TASK STATEMENT: From the entries below, gather each line containing the word "negative".

EXCERPTED DATA:
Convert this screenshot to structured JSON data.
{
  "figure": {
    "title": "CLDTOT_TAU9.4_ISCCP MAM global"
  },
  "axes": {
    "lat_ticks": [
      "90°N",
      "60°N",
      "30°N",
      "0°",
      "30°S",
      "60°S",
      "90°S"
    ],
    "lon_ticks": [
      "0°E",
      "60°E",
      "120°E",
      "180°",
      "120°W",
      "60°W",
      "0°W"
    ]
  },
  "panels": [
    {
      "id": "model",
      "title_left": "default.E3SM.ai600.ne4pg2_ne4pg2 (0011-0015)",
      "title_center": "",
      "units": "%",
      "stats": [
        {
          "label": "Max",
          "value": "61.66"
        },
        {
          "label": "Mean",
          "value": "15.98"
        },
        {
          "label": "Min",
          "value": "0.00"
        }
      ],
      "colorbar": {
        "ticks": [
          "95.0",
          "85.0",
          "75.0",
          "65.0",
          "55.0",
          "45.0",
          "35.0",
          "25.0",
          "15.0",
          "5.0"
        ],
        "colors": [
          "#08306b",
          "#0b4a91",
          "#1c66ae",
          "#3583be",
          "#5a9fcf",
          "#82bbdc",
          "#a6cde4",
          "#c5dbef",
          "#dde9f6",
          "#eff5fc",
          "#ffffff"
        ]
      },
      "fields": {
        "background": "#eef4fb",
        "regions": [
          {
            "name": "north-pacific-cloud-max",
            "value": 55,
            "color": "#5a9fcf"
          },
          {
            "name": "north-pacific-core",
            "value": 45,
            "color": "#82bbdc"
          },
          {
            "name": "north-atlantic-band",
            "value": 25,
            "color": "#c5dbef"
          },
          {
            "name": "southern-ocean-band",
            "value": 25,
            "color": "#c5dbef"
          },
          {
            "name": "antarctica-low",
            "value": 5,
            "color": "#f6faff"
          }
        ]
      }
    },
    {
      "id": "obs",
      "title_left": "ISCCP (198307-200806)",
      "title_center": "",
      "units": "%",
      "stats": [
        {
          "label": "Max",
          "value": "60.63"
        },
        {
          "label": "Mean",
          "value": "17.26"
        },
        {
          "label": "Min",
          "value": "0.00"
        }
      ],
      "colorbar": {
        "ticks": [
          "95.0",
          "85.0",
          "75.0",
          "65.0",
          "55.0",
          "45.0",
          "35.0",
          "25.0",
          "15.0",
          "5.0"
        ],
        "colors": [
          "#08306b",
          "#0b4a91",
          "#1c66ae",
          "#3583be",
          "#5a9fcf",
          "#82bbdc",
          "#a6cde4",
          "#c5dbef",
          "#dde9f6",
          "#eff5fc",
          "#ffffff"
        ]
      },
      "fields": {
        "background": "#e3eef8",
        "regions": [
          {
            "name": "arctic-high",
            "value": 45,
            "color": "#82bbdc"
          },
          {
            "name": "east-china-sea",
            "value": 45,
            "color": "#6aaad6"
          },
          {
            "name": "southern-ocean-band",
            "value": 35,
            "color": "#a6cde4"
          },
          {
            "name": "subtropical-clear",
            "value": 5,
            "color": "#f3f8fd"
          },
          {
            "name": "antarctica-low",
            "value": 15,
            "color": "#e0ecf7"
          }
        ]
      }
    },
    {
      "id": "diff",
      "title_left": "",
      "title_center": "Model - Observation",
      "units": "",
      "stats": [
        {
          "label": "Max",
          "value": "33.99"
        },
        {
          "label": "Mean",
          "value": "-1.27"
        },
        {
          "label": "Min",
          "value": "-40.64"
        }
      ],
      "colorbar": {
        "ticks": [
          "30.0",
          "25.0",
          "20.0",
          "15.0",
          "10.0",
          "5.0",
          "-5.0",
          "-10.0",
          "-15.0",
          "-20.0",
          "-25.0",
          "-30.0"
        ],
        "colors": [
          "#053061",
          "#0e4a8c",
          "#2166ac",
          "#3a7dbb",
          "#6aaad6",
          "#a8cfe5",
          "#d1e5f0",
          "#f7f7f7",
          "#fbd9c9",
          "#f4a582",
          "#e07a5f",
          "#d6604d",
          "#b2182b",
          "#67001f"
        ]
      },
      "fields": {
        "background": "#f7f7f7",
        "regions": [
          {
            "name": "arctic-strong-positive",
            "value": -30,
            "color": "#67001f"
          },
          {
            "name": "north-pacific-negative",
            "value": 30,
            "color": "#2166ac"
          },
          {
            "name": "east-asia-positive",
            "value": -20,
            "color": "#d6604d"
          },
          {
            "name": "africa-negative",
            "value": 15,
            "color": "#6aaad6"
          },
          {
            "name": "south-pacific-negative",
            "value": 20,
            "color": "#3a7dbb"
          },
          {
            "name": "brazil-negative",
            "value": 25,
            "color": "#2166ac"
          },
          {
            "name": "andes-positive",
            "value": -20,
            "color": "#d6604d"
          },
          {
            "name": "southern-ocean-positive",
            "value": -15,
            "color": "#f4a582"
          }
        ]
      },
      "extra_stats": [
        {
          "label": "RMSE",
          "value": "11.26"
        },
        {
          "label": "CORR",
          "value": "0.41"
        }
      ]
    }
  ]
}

TASK SOLUTION:
            "name": "north-pacific-negative",
            "name": "africa-negative",
            "name": "south-pacific-negative",
            "name": "brazil-negative",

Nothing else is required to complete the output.